(Saved data entries)

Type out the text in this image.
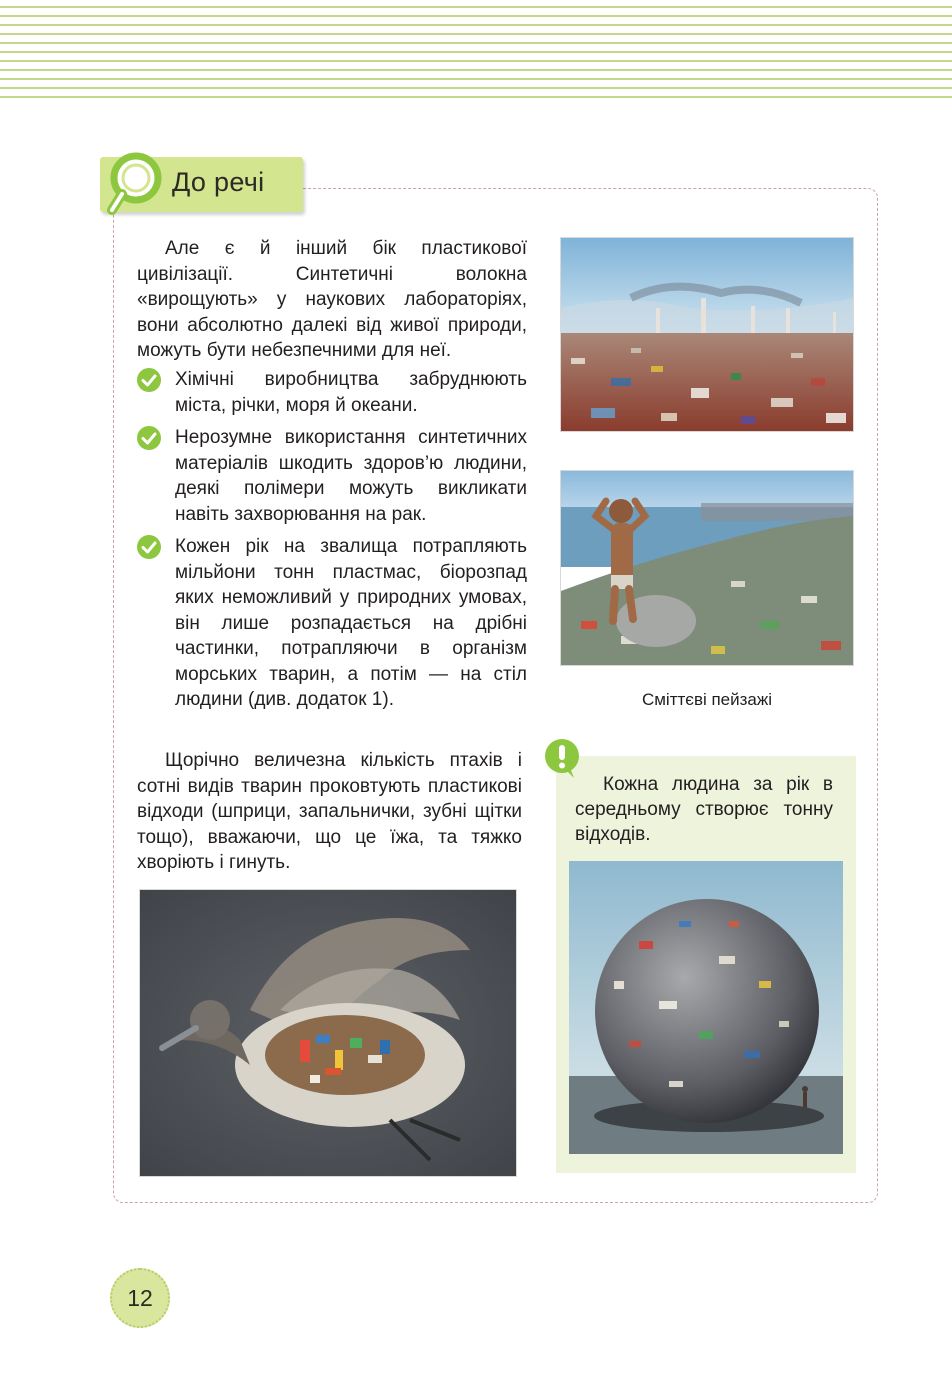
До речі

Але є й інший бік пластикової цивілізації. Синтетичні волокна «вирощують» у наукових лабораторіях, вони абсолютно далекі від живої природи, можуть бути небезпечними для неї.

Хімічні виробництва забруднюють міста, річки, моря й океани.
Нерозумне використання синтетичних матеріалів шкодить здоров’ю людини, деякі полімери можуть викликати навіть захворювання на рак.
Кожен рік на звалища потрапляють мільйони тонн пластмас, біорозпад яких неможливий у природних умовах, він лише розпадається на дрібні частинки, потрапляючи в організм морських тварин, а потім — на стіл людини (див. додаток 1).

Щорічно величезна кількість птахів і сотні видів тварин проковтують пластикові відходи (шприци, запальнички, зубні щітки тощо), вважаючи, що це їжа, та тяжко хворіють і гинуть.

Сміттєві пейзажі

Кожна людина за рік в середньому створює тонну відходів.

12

**Task details:**
Set the listing down in full and exactly. Pictures within it should not appear in the copy.

**Finished task:**
Type out the text in this image.
До речі

Але є й інший бік пластикової цивілізації. Синтетичні волокна «вирощують» у наукових лабораторіях, вони абсолютно далекі від живої природи, можуть бути небезпечними для неї.

Хімічні виробництва забруднюють міста, річки, моря й океани.
Нерозумне використання синтетичних матеріалів шкодить здоров’ю людини, деякі полімери можуть викликати навіть захворювання на рак.
Кожен рік на звалища потрапляють мільйони тонн пластмас, біорозпад яких неможливий у природних умовах, він лише розпадається на дрібні частинки, потрапляючи в організм морських тварин, а потім — на стіл людини (див. додаток 1).

Щорічно величезна кількість птахів і сотні видів тварин проковтують пластикові відходи (шприци, запальнички, зубні щітки тощо), вважаючи, що це їжа, та тяжко хворіють і гинуть.

Сміттєві пейзажі

Кожна людина за рік в середньому створює тонну відходів.

12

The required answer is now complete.